[Dataset entries]

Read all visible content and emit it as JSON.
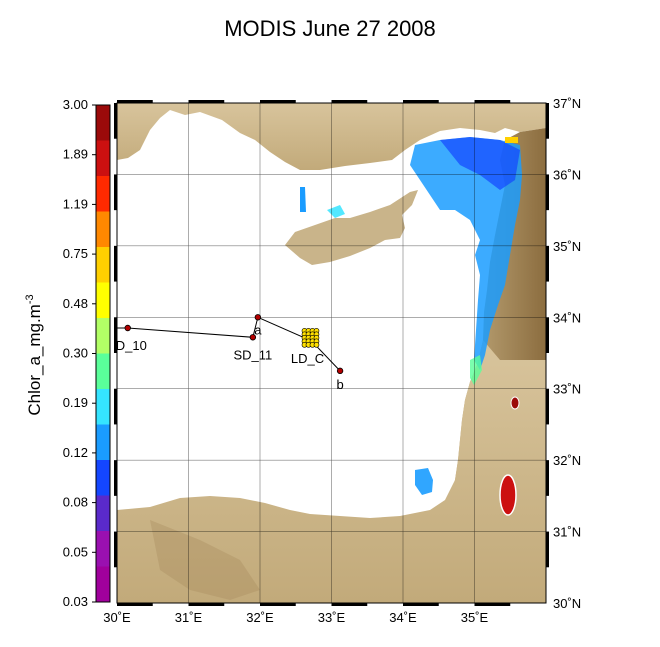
{
  "title": "MODIS June 27 2008",
  "colorbar": {
    "label": "Chlor_a_mg.m",
    "label_exponent": "-3",
    "ticks": [
      "3.00",
      "1.89",
      "1.19",
      "0.75",
      "0.48",
      "0.30",
      "0.19",
      "0.12",
      "0.08",
      "0.05",
      "0.03"
    ],
    "colors": [
      "#9b0a0a",
      "#cc1010",
      "#ff2a00",
      "#ff8800",
      "#ffd000",
      "#ffff00",
      "#b2ff66",
      "#5aff9a",
      "#35e4ff",
      "#1a9cff",
      "#1446ff",
      "#5a2acb",
      "#9a10b0",
      "#a0009c"
    ]
  },
  "lon_labels": [
    "30˚E",
    "31˚E",
    "32˚E",
    "33˚E",
    "34˚E",
    "35˚E"
  ],
  "lat_labels": [
    "37˚N",
    "36˚N",
    "35˚N",
    "34˚N",
    "33˚N",
    "32˚N",
    "31˚N",
    "30˚N"
  ],
  "map_extent": {
    "lon": [
      30,
      36
    ],
    "lat": [
      30,
      37
    ]
  },
  "stations": [
    {
      "name": "D_10",
      "lon": 30.15,
      "lat": 33.85
    },
    {
      "name": "SD_11",
      "lon": 31.9,
      "lat": 33.72
    },
    {
      "name": "a",
      "lon": 31.97,
      "lat": 34.0
    },
    {
      "name": "LD_C",
      "lon": 32.72,
      "lat": 33.67
    },
    {
      "name": "b",
      "lon": 33.12,
      "lat": 33.25
    }
  ],
  "colors": {
    "land": "#c8b48a",
    "land_dark": "#9e8150",
    "sea": "#ffffff",
    "track": "#000000",
    "station_fill": "#b30000",
    "grid": "#000000"
  }
}
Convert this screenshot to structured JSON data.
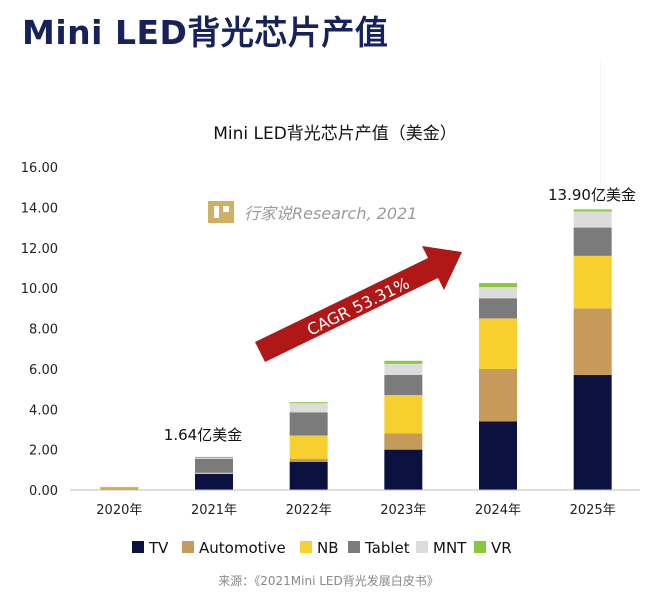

PROBLEM DESCRIPTION – Generate a word-for-word copy of the preceding records, excluding all pictures.

EXPECTED ANSWER –
Read all visible content and emit it as JSON.
{
  "title": "MODIS June 27 2008",
  "colorbar": {
    "label": "Chlor_a_mg.m",
    "label_exponent": "-3",
    "ticks": [
      "3.00",
      "1.89",
      "1.19",
      "0.75",
      "0.48",
      "0.30",
      "0.19",
      "0.12",
      "0.08",
      "0.05",
      "0.03"
    ],
    "colors": [
      "#9b0a0a",
      "#cc1010",
      "#ff2a00",
      "#ff8800",
      "#ffd000",
      "#ffff00",
      "#b2ff66",
      "#5aff9a",
      "#35e4ff",
      "#1a9cff",
      "#1446ff",
      "#5a2acb",
      "#9a10b0",
      "#a0009c"
    ]
  },
  "lon_labels": [
    "30˚E",
    "31˚E",
    "32˚E",
    "33˚E",
    "34˚E",
    "35˚E"
  ],
  "lat_labels": [
    "37˚N",
    "36˚N",
    "35˚N",
    "34˚N",
    "33˚N",
    "32˚N",
    "31˚N",
    "30˚N"
  ],
  "map_extent": {
    "lon": [
      30,
      36
    ],
    "lat": [
      30,
      37
    ]
  },
  "stations": [
    {
      "name": "D_10",
      "lon": 30.15,
      "lat": 33.85
    },
    {
      "name": "SD_11",
      "lon": 31.9,
      "lat": 33.72
    },
    {
      "name": "a",
      "lon": 31.97,
      "lat": 34.0
    },
    {
      "name": "LD_C",
      "lon": 32.72,
      "lat": 33.67
    },
    {
      "name": "b",
      "lon": 33.12,
      "lat": 33.25
    }
  ],
  "colors": {
    "land": "#c8b48a",
    "land_dark": "#9e8150",
    "sea": "#ffffff",
    "track": "#000000",
    "station_fill": "#b30000",
    "grid": "#000000"
  }
}
Convert this screenshot to structured JSON data.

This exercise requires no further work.